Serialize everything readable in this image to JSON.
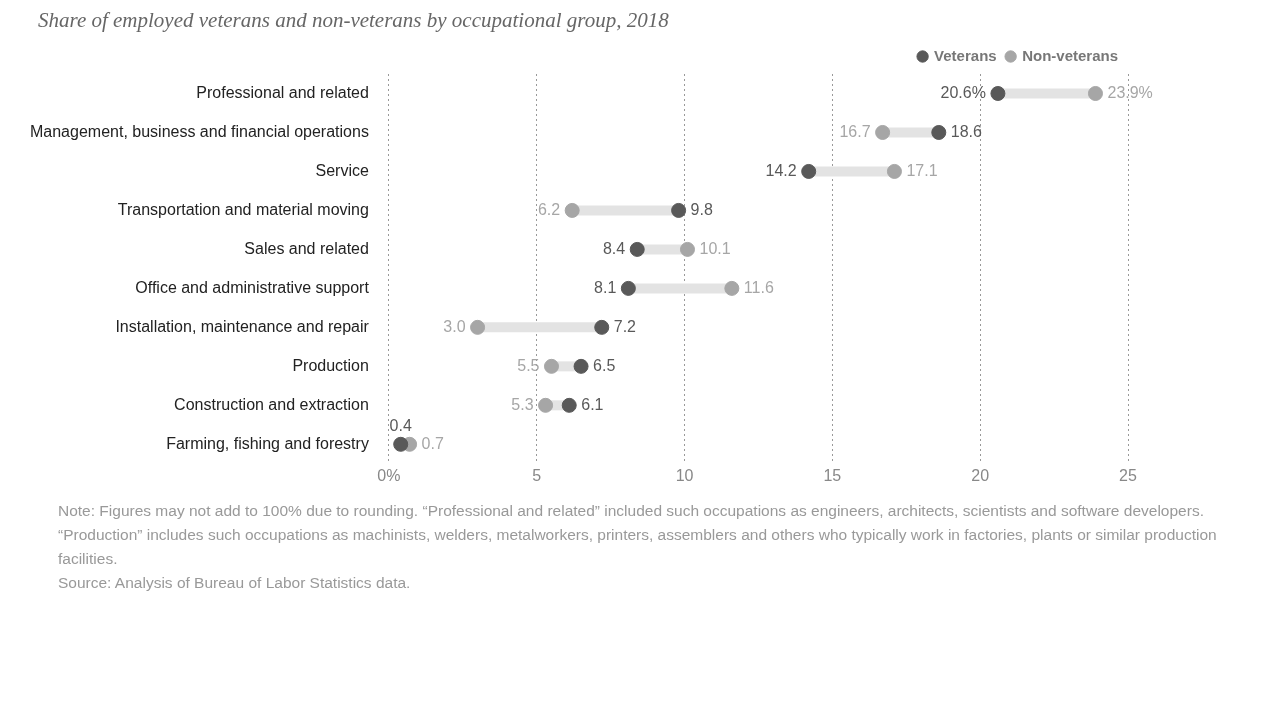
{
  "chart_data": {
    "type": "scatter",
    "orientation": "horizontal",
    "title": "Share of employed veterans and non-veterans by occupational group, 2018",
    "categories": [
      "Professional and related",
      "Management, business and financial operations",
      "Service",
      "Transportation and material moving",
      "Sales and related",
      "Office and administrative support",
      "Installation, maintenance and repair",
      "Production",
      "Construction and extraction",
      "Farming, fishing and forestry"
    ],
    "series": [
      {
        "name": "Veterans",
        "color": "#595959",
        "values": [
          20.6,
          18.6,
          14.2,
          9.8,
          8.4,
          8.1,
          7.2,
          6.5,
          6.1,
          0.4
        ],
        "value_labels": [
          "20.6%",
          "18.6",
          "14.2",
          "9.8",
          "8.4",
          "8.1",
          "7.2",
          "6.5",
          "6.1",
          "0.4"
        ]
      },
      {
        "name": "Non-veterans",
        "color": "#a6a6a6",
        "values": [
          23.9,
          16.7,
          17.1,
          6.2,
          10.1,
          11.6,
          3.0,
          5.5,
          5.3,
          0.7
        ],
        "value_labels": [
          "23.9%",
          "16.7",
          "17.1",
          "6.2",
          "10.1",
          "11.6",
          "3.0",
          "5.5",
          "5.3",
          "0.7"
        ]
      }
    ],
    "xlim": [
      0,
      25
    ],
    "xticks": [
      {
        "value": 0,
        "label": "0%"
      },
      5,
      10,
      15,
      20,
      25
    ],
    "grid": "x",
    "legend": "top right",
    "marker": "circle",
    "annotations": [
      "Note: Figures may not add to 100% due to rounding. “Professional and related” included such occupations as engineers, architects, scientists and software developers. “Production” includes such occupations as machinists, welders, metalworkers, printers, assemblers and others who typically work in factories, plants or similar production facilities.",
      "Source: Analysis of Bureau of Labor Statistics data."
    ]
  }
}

◇ ◇ ◇ ◇ ◇

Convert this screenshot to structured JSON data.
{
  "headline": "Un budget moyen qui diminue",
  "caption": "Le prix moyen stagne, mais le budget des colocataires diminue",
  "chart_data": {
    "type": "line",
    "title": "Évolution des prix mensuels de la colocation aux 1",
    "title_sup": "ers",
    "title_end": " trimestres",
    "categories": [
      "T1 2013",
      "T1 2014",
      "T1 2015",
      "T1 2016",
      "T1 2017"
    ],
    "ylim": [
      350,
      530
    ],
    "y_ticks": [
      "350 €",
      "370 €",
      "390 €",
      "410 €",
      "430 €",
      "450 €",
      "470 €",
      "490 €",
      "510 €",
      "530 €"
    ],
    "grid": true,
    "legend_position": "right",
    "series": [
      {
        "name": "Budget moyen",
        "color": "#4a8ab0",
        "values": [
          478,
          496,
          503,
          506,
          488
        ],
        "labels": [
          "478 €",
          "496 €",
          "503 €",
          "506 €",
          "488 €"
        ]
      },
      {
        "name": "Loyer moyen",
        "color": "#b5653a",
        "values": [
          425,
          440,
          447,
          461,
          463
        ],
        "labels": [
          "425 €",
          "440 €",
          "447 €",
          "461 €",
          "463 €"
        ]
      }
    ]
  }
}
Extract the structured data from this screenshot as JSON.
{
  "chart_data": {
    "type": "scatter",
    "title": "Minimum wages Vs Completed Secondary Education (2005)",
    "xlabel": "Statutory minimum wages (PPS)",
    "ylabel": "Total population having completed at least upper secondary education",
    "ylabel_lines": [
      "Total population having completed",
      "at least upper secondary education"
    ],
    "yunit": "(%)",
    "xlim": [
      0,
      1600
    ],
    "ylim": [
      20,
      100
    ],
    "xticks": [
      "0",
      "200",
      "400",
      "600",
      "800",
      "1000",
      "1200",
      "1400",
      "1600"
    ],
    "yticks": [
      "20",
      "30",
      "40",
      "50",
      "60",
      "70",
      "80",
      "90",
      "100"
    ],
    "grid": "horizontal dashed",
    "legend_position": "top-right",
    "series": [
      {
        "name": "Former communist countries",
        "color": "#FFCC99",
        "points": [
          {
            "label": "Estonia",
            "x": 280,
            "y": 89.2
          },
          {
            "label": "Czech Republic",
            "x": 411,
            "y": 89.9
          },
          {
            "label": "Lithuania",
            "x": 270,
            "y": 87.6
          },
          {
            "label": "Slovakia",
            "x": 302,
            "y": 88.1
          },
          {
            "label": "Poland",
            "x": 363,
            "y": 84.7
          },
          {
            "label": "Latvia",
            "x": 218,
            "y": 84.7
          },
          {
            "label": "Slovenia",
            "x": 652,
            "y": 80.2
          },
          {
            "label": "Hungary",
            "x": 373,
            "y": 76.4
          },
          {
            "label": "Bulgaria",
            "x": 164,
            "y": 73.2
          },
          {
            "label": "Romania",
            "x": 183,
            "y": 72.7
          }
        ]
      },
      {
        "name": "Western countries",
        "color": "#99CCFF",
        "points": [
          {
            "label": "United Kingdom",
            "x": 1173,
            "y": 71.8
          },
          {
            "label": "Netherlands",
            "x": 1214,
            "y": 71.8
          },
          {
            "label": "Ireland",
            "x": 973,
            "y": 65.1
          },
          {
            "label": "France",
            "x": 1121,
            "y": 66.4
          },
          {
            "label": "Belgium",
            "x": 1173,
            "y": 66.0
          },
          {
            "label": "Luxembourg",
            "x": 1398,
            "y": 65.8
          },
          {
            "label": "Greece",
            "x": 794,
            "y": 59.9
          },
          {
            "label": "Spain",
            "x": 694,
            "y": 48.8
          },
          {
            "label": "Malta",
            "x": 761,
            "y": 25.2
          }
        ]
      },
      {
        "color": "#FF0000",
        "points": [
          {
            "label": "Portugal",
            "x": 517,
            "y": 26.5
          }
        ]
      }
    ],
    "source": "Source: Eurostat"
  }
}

◇ ◇ ◇ ◇ ◇

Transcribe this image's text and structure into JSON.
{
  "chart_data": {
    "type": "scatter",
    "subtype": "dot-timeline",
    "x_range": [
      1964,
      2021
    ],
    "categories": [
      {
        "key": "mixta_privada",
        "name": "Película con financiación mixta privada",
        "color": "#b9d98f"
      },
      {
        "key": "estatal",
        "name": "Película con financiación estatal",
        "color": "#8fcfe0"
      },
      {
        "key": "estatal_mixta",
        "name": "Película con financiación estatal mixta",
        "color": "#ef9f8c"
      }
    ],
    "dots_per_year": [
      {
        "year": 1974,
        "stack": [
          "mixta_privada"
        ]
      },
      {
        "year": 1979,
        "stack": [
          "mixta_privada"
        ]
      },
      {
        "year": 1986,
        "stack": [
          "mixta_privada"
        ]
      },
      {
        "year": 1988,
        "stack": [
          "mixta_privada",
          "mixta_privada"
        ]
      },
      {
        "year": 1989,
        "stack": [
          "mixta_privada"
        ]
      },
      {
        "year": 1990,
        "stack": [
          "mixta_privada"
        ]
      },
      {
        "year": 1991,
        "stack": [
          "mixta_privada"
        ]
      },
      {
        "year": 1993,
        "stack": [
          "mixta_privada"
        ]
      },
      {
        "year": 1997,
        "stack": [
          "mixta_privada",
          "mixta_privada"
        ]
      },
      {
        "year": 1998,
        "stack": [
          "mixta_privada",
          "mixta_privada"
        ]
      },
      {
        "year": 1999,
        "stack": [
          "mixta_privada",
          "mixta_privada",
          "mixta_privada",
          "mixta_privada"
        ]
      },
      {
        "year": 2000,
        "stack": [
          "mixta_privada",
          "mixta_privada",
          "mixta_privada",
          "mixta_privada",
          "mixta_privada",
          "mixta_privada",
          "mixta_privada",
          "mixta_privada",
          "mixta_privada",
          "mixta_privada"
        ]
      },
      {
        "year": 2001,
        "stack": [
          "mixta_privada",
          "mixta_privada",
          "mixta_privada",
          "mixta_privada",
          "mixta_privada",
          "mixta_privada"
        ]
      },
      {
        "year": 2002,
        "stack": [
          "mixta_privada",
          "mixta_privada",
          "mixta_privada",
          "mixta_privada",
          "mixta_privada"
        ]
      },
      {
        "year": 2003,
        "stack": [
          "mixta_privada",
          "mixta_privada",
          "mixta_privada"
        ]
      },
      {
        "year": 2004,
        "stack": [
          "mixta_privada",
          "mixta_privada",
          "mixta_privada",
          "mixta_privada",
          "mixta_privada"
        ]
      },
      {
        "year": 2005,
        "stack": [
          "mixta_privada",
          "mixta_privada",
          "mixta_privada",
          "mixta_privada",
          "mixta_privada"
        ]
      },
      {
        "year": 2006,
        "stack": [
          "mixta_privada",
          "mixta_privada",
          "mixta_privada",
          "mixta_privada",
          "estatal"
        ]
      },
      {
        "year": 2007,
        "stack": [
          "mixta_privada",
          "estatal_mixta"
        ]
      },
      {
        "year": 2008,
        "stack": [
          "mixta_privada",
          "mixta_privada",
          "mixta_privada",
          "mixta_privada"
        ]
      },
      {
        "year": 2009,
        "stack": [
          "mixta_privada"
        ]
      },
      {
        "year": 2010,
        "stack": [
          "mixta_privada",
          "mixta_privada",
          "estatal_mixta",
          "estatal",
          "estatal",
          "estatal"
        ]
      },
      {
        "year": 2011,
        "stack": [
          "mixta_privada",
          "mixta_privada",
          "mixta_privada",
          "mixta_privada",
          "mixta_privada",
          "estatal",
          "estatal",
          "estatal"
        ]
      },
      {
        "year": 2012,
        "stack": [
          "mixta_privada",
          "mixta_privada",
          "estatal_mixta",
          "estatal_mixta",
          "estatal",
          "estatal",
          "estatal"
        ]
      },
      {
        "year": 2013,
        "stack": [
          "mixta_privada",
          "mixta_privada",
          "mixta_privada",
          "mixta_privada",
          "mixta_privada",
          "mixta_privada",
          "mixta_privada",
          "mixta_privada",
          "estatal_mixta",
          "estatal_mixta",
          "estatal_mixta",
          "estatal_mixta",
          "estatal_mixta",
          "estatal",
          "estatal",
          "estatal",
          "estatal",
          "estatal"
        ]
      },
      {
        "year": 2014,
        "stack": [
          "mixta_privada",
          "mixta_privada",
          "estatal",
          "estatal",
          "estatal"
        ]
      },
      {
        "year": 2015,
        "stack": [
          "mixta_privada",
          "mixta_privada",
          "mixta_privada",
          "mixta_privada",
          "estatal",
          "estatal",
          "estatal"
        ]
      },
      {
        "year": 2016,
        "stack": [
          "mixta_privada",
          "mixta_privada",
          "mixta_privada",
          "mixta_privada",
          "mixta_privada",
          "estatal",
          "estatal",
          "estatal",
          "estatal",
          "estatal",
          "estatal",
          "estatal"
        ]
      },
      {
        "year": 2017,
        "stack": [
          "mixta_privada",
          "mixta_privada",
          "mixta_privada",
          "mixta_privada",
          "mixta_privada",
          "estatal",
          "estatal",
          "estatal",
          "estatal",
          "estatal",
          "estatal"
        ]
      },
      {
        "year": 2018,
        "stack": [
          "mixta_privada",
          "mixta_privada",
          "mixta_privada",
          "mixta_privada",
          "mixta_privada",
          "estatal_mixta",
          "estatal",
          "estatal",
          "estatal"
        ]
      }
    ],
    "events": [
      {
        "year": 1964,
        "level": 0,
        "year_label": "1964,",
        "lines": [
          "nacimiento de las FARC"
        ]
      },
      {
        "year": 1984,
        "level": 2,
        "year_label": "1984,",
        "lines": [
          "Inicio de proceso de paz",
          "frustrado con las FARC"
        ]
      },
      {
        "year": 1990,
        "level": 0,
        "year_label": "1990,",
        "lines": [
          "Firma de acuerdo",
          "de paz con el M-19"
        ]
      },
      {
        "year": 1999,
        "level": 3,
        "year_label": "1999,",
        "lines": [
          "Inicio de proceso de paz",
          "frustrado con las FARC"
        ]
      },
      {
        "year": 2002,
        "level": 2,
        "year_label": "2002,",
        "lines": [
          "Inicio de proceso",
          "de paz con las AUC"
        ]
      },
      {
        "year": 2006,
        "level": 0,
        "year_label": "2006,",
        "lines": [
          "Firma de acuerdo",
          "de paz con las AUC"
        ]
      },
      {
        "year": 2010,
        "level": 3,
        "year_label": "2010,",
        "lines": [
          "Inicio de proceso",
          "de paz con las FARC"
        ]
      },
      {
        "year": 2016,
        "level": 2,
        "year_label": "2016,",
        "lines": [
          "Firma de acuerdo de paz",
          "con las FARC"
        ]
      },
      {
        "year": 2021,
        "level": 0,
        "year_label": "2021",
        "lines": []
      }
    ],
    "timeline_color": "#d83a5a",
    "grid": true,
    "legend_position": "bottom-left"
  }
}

◇ ◇ ◇ ◇ ◇

* [GOAL OF THE EXERCISE]:
Report how many lines of the records above contain the word "moyen", giving only the number.

* [RESULT OF THE EXERCISE]:
4